:: INFORMATION PROVIDED

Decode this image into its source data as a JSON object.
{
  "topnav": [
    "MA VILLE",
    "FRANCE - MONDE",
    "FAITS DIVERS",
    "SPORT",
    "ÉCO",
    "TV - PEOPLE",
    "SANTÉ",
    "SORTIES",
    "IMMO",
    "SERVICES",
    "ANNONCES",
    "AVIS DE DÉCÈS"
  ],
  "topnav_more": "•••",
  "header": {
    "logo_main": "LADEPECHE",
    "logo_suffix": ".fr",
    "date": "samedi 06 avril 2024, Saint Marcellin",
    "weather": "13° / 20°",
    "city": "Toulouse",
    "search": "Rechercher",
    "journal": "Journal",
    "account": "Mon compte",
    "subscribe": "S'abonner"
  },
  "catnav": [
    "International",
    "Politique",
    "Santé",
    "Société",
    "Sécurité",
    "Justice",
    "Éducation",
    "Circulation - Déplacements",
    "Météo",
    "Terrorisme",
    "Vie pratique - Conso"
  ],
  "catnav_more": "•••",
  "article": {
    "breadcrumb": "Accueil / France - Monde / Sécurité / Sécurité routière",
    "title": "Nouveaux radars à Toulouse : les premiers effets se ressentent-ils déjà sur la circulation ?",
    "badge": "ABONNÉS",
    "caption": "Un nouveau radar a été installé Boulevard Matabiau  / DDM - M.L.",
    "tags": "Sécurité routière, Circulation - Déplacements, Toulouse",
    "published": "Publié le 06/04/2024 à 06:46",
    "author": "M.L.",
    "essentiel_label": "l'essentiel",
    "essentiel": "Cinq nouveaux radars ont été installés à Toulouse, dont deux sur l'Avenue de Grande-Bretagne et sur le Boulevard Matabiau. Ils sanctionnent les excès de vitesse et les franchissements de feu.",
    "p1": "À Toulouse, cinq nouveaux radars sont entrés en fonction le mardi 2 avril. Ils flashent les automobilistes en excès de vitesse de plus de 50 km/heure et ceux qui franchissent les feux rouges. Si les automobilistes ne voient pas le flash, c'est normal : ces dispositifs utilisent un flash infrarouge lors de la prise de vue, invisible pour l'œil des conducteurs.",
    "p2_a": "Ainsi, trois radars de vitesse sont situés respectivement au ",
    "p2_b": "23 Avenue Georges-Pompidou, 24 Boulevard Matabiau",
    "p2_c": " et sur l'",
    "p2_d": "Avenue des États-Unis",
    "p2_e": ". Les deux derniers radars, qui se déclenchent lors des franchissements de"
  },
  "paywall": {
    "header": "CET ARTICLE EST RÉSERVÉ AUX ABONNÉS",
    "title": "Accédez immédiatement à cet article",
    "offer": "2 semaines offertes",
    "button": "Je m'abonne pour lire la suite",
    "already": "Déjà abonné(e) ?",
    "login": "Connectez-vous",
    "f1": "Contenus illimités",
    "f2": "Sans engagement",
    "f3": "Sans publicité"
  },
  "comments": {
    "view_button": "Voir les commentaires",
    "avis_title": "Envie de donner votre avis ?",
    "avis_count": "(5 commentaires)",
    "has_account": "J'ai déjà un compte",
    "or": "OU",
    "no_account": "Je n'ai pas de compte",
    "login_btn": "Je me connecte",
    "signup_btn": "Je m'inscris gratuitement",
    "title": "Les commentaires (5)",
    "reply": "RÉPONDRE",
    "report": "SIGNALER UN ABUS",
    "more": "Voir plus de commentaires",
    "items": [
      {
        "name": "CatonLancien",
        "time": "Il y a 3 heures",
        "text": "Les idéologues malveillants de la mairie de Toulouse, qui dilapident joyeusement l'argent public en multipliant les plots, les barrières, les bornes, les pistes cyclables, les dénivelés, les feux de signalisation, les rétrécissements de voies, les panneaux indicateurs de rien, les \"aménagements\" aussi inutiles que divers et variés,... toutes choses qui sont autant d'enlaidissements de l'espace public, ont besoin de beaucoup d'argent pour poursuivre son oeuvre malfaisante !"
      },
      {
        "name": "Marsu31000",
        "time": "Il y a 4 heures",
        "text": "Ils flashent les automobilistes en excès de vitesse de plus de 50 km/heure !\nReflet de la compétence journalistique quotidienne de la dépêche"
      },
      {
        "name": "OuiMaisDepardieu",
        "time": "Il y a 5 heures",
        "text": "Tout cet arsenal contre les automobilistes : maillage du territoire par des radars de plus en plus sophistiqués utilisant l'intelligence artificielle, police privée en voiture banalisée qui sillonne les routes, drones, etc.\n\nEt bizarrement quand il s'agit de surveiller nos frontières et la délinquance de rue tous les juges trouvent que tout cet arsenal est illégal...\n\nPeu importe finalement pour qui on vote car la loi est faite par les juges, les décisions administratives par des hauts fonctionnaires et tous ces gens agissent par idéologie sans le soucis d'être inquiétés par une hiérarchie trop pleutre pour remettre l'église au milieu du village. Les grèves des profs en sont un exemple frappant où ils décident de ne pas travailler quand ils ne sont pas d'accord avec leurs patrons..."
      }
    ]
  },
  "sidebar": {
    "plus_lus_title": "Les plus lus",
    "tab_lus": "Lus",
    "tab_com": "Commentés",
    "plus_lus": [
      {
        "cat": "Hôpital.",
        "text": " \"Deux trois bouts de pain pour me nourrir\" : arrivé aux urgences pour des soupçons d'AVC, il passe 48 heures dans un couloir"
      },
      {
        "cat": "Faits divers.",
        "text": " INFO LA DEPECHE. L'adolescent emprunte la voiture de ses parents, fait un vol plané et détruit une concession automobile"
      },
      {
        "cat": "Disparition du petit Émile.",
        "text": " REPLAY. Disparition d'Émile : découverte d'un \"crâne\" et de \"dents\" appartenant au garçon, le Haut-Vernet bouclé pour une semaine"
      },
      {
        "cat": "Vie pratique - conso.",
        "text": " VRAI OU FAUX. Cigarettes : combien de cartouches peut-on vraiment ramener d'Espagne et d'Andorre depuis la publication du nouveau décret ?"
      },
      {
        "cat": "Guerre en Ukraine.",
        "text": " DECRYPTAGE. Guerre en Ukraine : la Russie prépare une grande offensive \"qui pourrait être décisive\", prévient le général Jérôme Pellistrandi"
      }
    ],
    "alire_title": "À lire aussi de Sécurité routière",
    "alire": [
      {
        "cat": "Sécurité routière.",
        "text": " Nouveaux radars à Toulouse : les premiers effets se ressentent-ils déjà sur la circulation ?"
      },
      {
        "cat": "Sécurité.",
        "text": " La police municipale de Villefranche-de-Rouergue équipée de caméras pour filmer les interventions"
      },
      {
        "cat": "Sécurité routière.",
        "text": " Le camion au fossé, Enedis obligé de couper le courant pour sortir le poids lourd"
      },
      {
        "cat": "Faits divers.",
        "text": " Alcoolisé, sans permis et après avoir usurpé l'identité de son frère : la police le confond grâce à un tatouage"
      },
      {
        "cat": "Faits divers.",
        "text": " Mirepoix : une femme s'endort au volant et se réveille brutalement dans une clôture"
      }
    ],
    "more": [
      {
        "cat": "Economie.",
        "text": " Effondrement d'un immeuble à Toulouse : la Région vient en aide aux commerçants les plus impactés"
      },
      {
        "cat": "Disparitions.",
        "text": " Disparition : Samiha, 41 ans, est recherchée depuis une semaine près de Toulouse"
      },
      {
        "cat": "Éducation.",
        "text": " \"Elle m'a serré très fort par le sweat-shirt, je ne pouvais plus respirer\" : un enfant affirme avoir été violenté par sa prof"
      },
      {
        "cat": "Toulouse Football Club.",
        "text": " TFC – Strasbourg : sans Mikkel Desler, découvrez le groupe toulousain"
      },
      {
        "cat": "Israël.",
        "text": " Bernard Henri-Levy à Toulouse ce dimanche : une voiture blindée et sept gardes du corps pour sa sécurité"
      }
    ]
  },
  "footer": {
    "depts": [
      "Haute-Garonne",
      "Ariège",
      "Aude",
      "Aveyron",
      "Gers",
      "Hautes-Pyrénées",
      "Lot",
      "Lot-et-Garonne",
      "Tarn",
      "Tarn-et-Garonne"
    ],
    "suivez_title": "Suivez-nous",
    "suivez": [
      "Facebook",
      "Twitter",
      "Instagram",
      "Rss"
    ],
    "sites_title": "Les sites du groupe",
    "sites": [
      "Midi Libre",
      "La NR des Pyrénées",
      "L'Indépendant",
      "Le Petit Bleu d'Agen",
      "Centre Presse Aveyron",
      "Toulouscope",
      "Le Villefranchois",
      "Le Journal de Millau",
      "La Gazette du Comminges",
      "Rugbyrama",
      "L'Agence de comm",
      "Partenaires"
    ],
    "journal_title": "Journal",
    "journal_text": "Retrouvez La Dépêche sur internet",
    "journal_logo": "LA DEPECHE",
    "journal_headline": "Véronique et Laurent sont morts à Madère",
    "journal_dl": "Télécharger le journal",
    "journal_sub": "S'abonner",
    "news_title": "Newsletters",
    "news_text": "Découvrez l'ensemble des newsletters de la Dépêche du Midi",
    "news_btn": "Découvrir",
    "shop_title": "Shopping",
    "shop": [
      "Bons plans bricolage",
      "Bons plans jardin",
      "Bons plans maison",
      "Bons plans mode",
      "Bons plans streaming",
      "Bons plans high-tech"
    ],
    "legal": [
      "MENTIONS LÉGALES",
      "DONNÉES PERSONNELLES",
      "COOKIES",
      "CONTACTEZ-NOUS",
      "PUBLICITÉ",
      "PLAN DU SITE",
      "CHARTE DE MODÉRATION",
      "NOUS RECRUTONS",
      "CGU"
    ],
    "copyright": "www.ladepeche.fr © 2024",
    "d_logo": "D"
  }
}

::::

REQUIREMENTS:
Every line of the listing that holds "Bons" should be found and copied.

COMPLETE RESPONSE:
      "Bons plans bricolage",
      "Bons plans jardin",
      "Bons plans maison",
      "Bons plans mode",
      "Bons plans streaming",
      "Bons plans high-tech"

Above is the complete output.